◆ **WHAT YOU ARE ASKED TO DO**:
Check each line of the material below, and copy it if it holds the string "dilaksanakan".
============================================================
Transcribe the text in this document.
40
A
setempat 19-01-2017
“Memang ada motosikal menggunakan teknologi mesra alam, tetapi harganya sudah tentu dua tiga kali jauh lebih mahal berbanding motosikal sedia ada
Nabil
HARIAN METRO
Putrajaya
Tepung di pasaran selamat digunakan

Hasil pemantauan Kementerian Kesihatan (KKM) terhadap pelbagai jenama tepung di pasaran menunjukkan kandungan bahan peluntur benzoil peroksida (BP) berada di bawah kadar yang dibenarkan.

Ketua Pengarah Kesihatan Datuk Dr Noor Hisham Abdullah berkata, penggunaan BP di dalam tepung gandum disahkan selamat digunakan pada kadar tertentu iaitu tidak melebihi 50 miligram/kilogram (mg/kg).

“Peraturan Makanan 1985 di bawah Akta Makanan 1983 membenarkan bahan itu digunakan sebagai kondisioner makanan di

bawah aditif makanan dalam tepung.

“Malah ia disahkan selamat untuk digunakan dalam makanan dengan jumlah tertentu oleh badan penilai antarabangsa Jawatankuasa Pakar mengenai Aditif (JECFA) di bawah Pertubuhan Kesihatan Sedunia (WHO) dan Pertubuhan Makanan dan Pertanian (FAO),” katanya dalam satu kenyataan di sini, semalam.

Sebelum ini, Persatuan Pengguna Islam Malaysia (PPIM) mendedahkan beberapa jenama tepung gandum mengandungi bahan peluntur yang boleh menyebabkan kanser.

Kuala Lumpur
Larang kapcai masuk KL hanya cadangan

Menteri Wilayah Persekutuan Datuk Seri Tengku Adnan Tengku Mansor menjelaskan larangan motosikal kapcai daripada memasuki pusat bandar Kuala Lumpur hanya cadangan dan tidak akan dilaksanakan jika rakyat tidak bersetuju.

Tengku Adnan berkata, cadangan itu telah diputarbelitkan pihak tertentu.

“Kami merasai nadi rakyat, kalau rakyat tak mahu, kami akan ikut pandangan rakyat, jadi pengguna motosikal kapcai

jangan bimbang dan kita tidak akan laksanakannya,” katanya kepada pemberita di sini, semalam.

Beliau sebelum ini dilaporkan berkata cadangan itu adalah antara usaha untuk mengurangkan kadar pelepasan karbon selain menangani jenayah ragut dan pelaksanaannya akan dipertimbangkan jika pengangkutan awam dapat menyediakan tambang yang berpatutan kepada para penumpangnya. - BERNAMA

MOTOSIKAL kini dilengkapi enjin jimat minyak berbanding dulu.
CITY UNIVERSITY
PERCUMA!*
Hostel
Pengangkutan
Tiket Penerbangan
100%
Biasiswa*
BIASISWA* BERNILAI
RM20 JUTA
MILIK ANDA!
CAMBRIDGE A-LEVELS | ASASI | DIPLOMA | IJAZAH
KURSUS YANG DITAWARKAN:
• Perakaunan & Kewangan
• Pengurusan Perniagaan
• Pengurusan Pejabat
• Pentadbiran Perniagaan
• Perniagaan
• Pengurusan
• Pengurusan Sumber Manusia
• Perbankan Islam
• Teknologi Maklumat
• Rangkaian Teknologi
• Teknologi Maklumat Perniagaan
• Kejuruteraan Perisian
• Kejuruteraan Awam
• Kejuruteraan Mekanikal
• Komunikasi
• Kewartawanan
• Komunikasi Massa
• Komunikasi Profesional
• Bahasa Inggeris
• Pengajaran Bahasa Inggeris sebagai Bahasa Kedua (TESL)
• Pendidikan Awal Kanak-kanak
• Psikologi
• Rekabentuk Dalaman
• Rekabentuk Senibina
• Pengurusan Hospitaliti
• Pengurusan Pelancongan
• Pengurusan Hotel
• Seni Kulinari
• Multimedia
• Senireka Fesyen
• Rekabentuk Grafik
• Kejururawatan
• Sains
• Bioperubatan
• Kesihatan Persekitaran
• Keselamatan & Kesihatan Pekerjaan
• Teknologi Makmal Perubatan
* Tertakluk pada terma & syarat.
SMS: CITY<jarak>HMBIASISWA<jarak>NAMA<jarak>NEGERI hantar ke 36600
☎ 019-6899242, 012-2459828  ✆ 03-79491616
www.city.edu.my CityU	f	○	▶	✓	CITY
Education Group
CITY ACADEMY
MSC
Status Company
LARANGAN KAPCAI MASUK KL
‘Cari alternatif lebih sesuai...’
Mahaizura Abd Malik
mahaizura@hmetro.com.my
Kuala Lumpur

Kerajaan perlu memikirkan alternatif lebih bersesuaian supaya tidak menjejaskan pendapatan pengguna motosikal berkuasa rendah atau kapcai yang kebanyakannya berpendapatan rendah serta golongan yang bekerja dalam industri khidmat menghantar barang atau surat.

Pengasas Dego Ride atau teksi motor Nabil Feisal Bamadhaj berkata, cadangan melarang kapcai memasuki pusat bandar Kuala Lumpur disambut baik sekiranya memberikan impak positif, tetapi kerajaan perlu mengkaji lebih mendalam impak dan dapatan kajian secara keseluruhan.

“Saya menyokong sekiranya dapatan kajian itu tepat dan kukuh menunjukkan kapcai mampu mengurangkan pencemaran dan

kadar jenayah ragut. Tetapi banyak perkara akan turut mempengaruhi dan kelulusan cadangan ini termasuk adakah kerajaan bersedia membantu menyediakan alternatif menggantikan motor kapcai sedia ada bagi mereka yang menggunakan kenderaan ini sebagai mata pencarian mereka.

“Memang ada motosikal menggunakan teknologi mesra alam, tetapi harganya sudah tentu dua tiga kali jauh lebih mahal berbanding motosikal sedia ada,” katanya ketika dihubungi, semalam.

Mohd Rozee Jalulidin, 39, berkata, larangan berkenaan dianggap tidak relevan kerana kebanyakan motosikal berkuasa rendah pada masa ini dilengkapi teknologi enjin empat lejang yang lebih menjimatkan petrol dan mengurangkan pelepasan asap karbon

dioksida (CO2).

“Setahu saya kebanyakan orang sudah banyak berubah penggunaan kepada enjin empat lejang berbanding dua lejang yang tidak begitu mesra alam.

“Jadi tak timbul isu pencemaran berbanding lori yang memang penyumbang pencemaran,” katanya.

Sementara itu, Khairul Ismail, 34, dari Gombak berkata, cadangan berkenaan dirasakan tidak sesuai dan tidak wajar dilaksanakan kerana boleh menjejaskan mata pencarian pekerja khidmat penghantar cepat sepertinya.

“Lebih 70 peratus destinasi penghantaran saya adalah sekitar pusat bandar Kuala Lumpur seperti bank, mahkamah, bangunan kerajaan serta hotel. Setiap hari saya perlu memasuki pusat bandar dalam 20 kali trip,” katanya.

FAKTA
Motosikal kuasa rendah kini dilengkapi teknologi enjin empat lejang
============================================================
◆ **ANSWER TO THE PROBLEM**:
Menteri Wilayah Persekutuan Datuk Seri Tengku Adnan Tengku Mansor menjelaskan larangan motosikal kapcai daripada memasuki pusat bandar Kuala Lumpur hanya cadangan dan tidak akan dilaksanakan jika rakyat tidak bersetuju.
Sementara itu, Khairul Ismail, 34, dari Gombak berkata, cadangan berkenaan dirasakan tidak sesuai dan tidak wajar dilaksanakan kerana boleh menjejaskan mata pencarian pekerja khidmat penghantar cepat sepertinya.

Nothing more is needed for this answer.